(Dataset items)
────────

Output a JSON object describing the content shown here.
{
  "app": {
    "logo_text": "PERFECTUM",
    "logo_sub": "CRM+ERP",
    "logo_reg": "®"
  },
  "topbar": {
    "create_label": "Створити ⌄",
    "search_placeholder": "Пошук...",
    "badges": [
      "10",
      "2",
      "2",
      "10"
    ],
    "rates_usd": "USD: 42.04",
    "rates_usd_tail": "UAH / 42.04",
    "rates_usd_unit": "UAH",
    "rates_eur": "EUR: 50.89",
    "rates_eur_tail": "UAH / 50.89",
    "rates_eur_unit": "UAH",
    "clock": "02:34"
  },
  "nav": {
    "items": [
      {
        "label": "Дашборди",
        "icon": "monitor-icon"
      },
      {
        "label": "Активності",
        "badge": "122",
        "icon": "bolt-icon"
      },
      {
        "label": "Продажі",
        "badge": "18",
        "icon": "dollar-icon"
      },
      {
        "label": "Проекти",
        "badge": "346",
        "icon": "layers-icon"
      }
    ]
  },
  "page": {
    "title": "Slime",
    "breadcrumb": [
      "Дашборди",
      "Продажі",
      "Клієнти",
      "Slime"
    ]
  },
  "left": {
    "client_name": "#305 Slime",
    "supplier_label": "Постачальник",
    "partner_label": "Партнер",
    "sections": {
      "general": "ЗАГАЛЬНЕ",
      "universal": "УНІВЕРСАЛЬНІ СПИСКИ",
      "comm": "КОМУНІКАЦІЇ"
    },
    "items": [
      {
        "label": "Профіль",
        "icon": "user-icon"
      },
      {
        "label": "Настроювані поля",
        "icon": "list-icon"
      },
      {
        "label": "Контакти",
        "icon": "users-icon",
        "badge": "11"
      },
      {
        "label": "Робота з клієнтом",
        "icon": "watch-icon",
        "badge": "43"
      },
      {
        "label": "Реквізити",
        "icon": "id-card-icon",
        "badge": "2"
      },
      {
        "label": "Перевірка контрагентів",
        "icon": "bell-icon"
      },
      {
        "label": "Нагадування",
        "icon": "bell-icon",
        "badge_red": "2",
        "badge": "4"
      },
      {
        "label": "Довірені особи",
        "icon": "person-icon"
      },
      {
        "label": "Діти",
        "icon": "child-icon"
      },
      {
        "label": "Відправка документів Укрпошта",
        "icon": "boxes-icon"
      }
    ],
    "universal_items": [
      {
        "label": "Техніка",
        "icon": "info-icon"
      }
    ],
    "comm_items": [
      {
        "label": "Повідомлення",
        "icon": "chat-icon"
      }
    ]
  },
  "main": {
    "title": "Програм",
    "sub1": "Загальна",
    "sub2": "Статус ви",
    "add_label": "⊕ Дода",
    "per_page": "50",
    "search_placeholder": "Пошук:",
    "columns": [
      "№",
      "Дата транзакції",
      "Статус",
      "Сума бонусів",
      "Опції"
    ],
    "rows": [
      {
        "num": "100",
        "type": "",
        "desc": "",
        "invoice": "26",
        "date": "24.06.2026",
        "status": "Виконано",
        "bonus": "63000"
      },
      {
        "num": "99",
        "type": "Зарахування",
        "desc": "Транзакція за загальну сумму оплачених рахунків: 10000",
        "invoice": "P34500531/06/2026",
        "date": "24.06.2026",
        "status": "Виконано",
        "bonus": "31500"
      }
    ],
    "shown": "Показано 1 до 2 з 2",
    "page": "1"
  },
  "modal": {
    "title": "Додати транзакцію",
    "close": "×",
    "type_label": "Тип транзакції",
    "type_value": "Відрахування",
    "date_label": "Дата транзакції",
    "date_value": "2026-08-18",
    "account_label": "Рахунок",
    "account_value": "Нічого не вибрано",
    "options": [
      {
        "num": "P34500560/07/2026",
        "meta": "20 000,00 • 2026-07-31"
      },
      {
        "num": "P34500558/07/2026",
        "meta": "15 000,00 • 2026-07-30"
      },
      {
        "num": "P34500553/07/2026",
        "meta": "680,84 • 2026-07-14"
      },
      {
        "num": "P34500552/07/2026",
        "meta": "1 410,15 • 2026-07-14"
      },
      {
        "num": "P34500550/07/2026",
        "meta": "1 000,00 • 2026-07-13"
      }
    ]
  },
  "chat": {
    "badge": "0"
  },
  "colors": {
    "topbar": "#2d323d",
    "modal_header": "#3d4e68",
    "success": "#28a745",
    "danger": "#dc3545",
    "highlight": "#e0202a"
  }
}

────────

SET EXERCISE: Above are the records. Identify each line that contains the word "Дата".

TASK OUTPUT:
      "Дата транзакції",
    "date_label": "Дата транзакції",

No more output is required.